[Task directions] Transcribe all of the records precisely as they are presented.

-------- Dataset records --------

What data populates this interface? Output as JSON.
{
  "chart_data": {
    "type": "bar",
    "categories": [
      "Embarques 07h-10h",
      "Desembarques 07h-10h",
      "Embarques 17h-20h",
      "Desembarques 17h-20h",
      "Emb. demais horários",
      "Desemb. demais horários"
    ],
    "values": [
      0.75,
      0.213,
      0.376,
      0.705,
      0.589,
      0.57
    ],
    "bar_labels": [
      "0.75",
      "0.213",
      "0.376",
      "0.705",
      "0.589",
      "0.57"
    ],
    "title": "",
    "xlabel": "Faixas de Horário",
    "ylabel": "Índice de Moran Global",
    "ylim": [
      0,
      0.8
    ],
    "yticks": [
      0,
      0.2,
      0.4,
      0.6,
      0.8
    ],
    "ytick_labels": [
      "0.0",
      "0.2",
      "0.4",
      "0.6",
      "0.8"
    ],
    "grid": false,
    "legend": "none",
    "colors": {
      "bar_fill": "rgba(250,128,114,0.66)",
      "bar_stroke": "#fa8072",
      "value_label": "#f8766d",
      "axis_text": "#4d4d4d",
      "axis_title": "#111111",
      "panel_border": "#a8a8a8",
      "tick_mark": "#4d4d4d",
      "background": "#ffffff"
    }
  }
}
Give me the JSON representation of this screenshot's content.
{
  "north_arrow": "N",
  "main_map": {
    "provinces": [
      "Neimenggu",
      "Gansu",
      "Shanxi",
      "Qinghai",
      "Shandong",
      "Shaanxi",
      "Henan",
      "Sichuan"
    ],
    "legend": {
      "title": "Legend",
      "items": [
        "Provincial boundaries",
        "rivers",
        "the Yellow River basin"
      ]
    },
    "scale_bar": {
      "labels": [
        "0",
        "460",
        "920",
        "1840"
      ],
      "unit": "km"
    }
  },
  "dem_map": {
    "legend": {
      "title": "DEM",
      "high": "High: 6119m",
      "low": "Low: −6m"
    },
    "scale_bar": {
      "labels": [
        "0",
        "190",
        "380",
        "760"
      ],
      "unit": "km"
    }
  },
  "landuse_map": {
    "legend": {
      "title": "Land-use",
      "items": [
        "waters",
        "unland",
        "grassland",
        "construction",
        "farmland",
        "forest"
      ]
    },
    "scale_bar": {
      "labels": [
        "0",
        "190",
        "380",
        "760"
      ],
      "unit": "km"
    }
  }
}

--------

[Solution to the problem]
What data populates this interface? Output as JSON.
{
  "chart_data": {
    "type": "bar",
    "categories": [
      "Embarques 07h-10h",
      "Desembarques 07h-10h",
      "Embarques 17h-20h",
      "Desembarques 17h-20h",
      "Emb. demais horários",
      "Desemb. demais horários"
    ],
    "values": [
      0.75,
      0.213,
      0.376,
      0.705,
      0.589,
      0.57
    ],
    "bar_labels": [
      "0.75",
      "0.213",
      "0.376",
      "0.705",
      "0.589",
      "0.57"
    ],
    "title": "",
    "xlabel": "Faixas de Horário",
    "ylabel": "Índice de Moran Global",
    "ylim": [
      0,
      0.8
    ],
    "yticks": [
      0,
      0.2,
      0.4,
      0.6,
      0.8
    ],
    "ytick_labels": [
      "0.0",
      "0.2",
      "0.4",
      "0.6",
      "0.8"
    ],
    "grid": false,
    "legend": "none",
    "colors": {
      "bar_fill": "rgba(250,128,114,0.66)",
      "bar_stroke": "#fa8072",
      "value_label": "#f8766d",
      "axis_text": "#4d4d4d",
      "axis_title": "#111111",
      "panel_border": "#a8a8a8",
      "tick_mark": "#4d4d4d",
      "background": "#ffffff"
    }
  }
}
Give me the JSON representation of this screenshot's content.
{
  "north_arrow": "N",
  "main_map": {
    "provinces": [
      "Neimenggu",
      "Gansu",
      "Shanxi",
      "Qinghai",
      "Shandong",
      "Shaanxi",
      "Henan",
      "Sichuan"
    ],
    "legend": {
      "title": "Legend",
      "items": [
        "Provincial boundaries",
        "rivers",
        "the Yellow River basin"
      ]
    },
    "scale_bar": {
      "labels": [
        "0",
        "460",
        "920",
        "1840"
      ],
      "unit": "km"
    }
  },
  "dem_map": {
    "legend": {
      "title": "DEM",
      "high": "High: 6119m",
      "low": "Low: −6m"
    },
    "scale_bar": {
      "labels": [
        "0",
        "190",
        "380",
        "760"
      ],
      "unit": "km"
    }
  },
  "landuse_map": {
    "legend": {
      "title": "Land-use",
      "items": [
        "waters",
        "unland",
        "grassland",
        "construction",
        "farmland",
        "forest"
      ]
    },
    "scale_bar": {
      "labels": [
        "0",
        "190",
        "380",
        "760"
      ],
      "unit": "km"
    }
  }
}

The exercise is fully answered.